Work required: Your task is to write out the complete listing exactly as it is shown.

--- START OF Data supplied ---

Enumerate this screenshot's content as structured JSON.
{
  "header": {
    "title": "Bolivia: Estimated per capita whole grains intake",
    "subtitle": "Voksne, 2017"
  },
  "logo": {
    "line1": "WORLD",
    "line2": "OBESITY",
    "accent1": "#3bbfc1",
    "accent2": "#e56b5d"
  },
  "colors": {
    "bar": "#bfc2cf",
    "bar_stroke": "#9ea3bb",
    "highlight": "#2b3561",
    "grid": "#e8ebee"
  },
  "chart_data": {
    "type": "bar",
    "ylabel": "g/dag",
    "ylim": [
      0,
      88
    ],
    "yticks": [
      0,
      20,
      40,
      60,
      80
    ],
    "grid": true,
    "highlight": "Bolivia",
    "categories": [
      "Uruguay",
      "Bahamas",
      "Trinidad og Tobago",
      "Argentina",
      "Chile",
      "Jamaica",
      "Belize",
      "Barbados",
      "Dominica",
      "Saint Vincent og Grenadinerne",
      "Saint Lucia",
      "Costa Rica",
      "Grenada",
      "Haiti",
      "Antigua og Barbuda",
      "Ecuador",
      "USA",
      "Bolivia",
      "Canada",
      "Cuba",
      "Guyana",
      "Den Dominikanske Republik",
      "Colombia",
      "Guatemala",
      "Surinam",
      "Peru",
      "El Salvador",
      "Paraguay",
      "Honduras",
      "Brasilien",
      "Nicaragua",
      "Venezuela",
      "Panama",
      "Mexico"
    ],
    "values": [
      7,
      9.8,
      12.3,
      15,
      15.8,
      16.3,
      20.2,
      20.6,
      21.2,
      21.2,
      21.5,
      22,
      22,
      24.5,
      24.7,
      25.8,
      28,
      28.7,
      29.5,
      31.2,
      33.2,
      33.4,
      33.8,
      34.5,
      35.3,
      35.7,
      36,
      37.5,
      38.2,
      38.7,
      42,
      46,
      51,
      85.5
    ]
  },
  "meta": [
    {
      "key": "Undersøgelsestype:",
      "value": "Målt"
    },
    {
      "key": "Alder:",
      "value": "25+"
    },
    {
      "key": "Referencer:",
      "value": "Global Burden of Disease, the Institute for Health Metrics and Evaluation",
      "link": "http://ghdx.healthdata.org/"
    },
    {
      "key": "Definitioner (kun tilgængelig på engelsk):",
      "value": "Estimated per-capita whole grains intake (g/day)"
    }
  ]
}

--- END OF Data supplied ---

Output for this task:
Enumerate this screenshot's content as structured JSON.
{
  "header": {
    "title": "Bolivia: Estimated per capita whole grains intake",
    "subtitle": "Voksne, 2017"
  },
  "logo": {
    "line1": "WORLD",
    "line2": "OBESITY",
    "accent1": "#3bbfc1",
    "accent2": "#e56b5d"
  },
  "colors": {
    "bar": "#bfc2cf",
    "bar_stroke": "#9ea3bb",
    "highlight": "#2b3561",
    "grid": "#e8ebee"
  },
  "chart_data": {
    "type": "bar",
    "ylabel": "g/dag",
    "ylim": [
      0,
      88
    ],
    "yticks": [
      0,
      20,
      40,
      60,
      80
    ],
    "grid": true,
    "highlight": "Bolivia",
    "categories": [
      "Uruguay",
      "Bahamas",
      "Trinidad og Tobago",
      "Argentina",
      "Chile",
      "Jamaica",
      "Belize",
      "Barbados",
      "Dominica",
      "Saint Vincent og Grenadinerne",
      "Saint Lucia",
      "Costa Rica",
      "Grenada",
      "Haiti",
      "Antigua og Barbuda",
      "Ecuador",
      "USA",
      "Bolivia",
      "Canada",
      "Cuba",
      "Guyana",
      "Den Dominikanske Republik",
      "Colombia",
      "Guatemala",
      "Surinam",
      "Peru",
      "El Salvador",
      "Paraguay",
      "Honduras",
      "Brasilien",
      "Nicaragua",
      "Venezuela",
      "Panama",
      "Mexico"
    ],
    "values": [
      7,
      9.8,
      12.3,
      15,
      15.8,
      16.3,
      20.2,
      20.6,
      21.2,
      21.2,
      21.5,
      22,
      22,
      24.5,
      24.7,
      25.8,
      28,
      28.7,
      29.5,
      31.2,
      33.2,
      33.4,
      33.8,
      34.5,
      35.3,
      35.7,
      36,
      37.5,
      38.2,
      38.7,
      42,
      46,
      51,
      85.5
    ]
  },
  "meta": [
    {
      "key": "Undersøgelsestype:",
      "value": "Målt"
    },
    {
      "key": "Alder:",
      "value": "25+"
    },
    {
      "key": "Referencer:",
      "value": "Global Burden of Disease, the Institute for Health Metrics and Evaluation",
      "link": "http://ghdx.healthdata.org/"
    },
    {
      "key": "Definitioner (kun tilgængelig på engelsk):",
      "value": "Estimated per-capita whole grains intake (g/day)"
    }
  ]
}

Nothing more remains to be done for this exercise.